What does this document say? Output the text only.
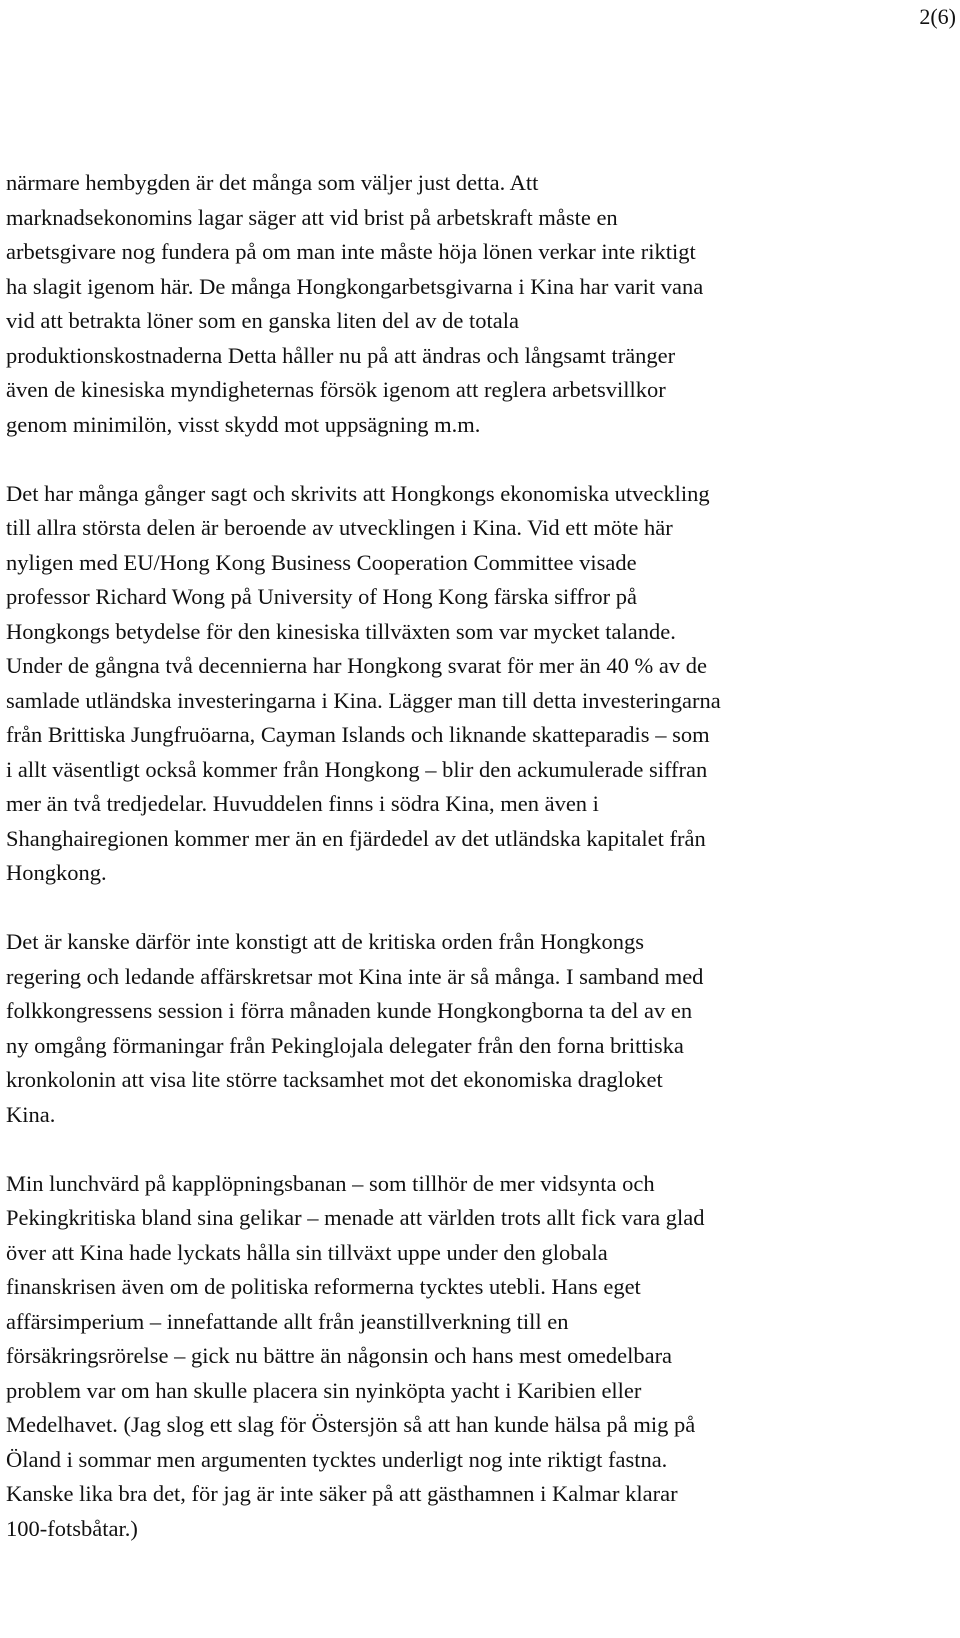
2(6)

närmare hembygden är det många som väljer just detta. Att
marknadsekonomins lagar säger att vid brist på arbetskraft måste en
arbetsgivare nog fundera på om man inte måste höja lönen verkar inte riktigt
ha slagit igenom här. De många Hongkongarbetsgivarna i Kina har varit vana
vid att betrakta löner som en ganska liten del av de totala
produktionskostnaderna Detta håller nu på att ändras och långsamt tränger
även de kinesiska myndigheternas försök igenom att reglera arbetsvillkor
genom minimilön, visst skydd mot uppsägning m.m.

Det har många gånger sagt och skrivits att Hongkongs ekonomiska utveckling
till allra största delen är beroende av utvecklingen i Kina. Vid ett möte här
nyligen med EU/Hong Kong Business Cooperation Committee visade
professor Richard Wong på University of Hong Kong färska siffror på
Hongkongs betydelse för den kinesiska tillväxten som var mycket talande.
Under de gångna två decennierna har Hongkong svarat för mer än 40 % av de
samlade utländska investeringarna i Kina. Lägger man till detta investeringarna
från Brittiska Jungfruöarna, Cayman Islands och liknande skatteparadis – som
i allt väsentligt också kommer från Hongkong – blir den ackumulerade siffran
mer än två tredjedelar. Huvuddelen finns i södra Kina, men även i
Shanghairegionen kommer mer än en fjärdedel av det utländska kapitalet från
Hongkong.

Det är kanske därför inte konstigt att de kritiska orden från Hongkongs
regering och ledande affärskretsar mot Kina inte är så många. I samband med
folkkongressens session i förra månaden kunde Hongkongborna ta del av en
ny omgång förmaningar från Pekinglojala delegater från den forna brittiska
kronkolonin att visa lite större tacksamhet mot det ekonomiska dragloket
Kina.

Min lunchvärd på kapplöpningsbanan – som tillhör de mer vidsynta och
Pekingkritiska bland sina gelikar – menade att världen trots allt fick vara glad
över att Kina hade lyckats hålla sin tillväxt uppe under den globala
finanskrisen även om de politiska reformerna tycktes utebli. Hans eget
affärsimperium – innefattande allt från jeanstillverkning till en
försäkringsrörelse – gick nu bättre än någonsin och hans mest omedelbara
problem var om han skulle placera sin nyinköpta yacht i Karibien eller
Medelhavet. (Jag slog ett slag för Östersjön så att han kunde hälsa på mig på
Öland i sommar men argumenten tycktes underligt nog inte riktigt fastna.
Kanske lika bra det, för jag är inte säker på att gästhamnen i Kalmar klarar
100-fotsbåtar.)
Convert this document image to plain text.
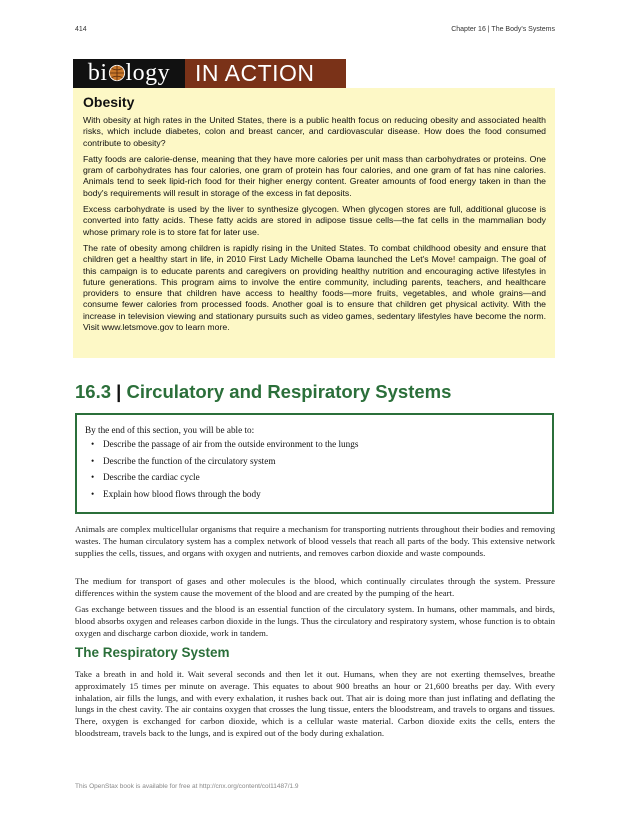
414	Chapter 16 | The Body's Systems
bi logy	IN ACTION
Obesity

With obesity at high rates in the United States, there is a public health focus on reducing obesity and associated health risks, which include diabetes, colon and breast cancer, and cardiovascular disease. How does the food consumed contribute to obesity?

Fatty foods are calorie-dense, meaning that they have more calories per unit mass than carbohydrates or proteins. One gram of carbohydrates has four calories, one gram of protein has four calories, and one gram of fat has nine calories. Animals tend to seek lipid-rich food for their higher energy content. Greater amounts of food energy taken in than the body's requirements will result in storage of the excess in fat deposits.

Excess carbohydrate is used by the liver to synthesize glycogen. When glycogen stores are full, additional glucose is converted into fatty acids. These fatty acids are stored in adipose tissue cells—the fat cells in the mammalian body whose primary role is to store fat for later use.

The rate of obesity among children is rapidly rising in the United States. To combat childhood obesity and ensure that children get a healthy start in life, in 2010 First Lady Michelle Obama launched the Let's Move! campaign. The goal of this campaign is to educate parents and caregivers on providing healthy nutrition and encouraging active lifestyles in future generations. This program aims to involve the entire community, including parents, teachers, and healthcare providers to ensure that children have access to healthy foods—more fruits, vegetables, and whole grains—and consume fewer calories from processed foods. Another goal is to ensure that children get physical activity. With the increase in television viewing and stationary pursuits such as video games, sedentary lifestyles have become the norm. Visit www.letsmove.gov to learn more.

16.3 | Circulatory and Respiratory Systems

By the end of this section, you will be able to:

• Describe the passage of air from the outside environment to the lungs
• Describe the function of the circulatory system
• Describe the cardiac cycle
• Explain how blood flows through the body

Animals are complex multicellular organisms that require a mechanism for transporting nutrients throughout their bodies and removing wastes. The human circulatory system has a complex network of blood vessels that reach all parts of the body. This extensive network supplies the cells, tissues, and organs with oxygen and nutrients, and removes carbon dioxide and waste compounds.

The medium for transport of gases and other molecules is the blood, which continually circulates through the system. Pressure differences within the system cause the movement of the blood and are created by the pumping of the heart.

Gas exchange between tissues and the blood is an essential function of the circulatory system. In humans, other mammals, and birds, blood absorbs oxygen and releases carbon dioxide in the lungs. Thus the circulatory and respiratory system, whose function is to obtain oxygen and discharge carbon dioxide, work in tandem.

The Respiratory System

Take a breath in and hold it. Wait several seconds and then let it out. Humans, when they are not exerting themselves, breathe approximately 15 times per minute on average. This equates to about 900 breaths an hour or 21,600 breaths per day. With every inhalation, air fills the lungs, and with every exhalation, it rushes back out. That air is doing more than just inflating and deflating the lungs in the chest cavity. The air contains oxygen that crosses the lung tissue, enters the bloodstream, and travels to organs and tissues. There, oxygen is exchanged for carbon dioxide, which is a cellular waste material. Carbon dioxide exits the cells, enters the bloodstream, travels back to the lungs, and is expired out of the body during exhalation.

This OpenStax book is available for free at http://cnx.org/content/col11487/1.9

══════════

What to do
Return the records above exactly, without the pictures.

Exercise solution
What does this document say? Output the text only.
2(6)

närmare hembygden är det många som väljer just detta. Att
marknadsekonomins lagar säger att vid brist på arbetskraft måste en
arbetsgivare nog fundera på om man inte måste höja lönen verkar inte riktigt
ha slagit igenom här. De många Hongkongarbetsgivarna i Kina har varit vana
vid att betrakta löner som en ganska liten del av de totala
produktionskostnaderna Detta håller nu på att ändras och långsamt tränger
även de kinesiska myndigheternas försök igenom att reglera arbetsvillkor
genom minimilön, visst skydd mot uppsägning m.m.

Det har många gånger sagt och skrivits att Hongkongs ekonomiska utveckling
till allra största delen är beroende av utvecklingen i Kina. Vid ett möte här
nyligen med EU/Hong Kong Business Cooperation Committee visade
professor Richard Wong på University of Hong Kong färska siffror på
Hongkongs betydelse för den kinesiska tillväxten som var mycket talande.
Under de gångna två decennierna har Hongkong svarat för mer än 40 % av de
samlade utländska investeringarna i Kina. Lägger man till detta investeringarna
från Brittiska Jungfruöarna, Cayman Islands och liknande skatteparadis – som
i allt väsentligt också kommer från Hongkong – blir den ackumulerade siffran
mer än två tredjedelar. Huvuddelen finns i södra Kina, men även i
Shanghairegionen kommer mer än en fjärdedel av det utländska kapitalet från
Hongkong.

Det är kanske därför inte konstigt att de kritiska orden från Hongkongs
regering och ledande affärskretsar mot Kina inte är så många. I samband med
folkkongressens session i förra månaden kunde Hongkongborna ta del av en
ny omgång förmaningar från Pekinglojala delegater från den forna brittiska
kronkolonin att visa lite större tacksamhet mot det ekonomiska dragloket
Kina.

Min lunchvärd på kapplöpningsbanan – som tillhör de mer vidsynta och
Pekingkritiska bland sina gelikar – menade att världen trots allt fick vara glad
över att Kina hade lyckats hålla sin tillväxt uppe under den globala
finanskrisen även om de politiska reformerna tycktes utebli. Hans eget
affärsimperium – innefattande allt från jeanstillverkning till en
försäkringsrörelse – gick nu bättre än någonsin och hans mest omedelbara
problem var om han skulle placera sin nyinköpta yacht i Karibien eller
Medelhavet. (Jag slog ett slag för Östersjön så att han kunde hälsa på mig på
Öland i sommar men argumenten tycktes underligt nog inte riktigt fastna.
Kanske lika bra det, för jag är inte säker på att gästhamnen i Kalmar klarar
100-fotsbåtar.)
Convert this document image to plain text.
414	Chapter 16 | The Body's Systems
bi logy	IN ACTION
Obesity

With obesity at high rates in the United States, there is a public health focus on reducing obesity and associated health risks, which include diabetes, colon and breast cancer, and cardiovascular disease. How does the food consumed contribute to obesity?

Fatty foods are calorie-dense, meaning that they have more calories per unit mass than carbohydrates or proteins. One gram of carbohydrates has four calories, one gram of protein has four calories, and one gram of fat has nine calories. Animals tend to seek lipid-rich food for their higher energy content. Greater amounts of food energy taken in than the body's requirements will result in storage of the excess in fat deposits.

Excess carbohydrate is used by the liver to synthesize glycogen. When glycogen stores are full, additional glucose is converted into fatty acids. These fatty acids are stored in adipose tissue cells—the fat cells in the mammalian body whose primary role is to store fat for later use.

The rate of obesity among children is rapidly rising in the United States. To combat childhood obesity and ensure that children get a healthy start in life, in 2010 First Lady Michelle Obama launched the Let's Move! campaign. The goal of this campaign is to educate parents and caregivers on providing healthy nutrition and encouraging active lifestyles in future generations. This program aims to involve the entire community, including parents, teachers, and healthcare providers to ensure that children have access to healthy foods—more fruits, vegetables, and whole grains—and consume fewer calories from processed foods. Another goal is to ensure that children get physical activity. With the increase in television viewing and stationary pursuits such as video games, sedentary lifestyles have become the norm. Visit www.letsmove.gov to learn more.

16.3 | Circulatory and Respiratory Systems

By the end of this section, you will be able to:

• Describe the passage of air from the outside environment to the lungs
• Describe the function of the circulatory system
• Describe the cardiac cycle
• Explain how blood flows through the body

Animals are complex multicellular organisms that require a mechanism for transporting nutrients throughout their bodies and removing wastes. The human circulatory system has a complex network of blood vessels that reach all parts of the body. This extensive network supplies the cells, tissues, and organs with oxygen and nutrients, and removes carbon dioxide and waste compounds.

The medium for transport of gases and other molecules is the blood, which continually circulates through the system. Pressure differences within the system cause the movement of the blood and are created by the pumping of the heart.

Gas exchange between tissues and the blood is an essential function of the circulatory system. In humans, other mammals, and birds, blood absorbs oxygen and releases carbon dioxide in the lungs. Thus the circulatory and respiratory system, whose function is to obtain oxygen and discharge carbon dioxide, work in tandem.

The Respiratory System

Take a breath in and hold it. Wait several seconds and then let it out. Humans, when they are not exerting themselves, breathe approximately 15 times per minute on average. This equates to about 900 breaths an hour or 21,600 breaths per day. With every inhalation, air fills the lungs, and with every exhalation, it rushes back out. That air is doing more than just inflating and deflating the lungs in the chest cavity. The air contains oxygen that crosses the lung tissue, enters the bloodstream, and travels to organs and tissues. There, oxygen is exchanged for carbon dioxide, which is a cellular waste material. Carbon dioxide exits the cells, enters the bloodstream, travels back to the lungs, and is expired out of the body during exhalation.

This OpenStax book is available for free at http://cnx.org/content/col11487/1.9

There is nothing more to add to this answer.